_Task to carry out_: In the listing below, identify each line with the word "sowie" and return those lines.

■ ■ ■

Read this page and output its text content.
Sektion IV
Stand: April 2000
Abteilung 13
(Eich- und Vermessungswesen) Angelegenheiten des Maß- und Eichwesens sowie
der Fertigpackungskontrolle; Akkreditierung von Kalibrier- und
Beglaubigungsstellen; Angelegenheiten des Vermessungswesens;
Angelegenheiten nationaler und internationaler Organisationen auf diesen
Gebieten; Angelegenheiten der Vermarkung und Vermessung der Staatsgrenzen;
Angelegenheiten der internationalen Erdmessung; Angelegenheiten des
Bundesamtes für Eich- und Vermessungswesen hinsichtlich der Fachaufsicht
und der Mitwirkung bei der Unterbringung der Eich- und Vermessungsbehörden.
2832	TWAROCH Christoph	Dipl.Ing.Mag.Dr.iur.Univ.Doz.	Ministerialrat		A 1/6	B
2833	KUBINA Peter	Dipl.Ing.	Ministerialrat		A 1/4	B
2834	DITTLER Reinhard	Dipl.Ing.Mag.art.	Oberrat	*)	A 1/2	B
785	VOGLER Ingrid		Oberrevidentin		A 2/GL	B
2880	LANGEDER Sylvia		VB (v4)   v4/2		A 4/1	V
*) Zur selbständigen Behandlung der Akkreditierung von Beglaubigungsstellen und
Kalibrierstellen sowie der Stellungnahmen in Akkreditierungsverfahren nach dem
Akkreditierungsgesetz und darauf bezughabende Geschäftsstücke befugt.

■ ■ ■

_Written response_:
(Eich- und Vermessungswesen) Angelegenheiten des Maß- und Eichwesens sowie
Kalibrierstellen sowie der Stellungnahmen in Akkreditierungsverfahren nach dem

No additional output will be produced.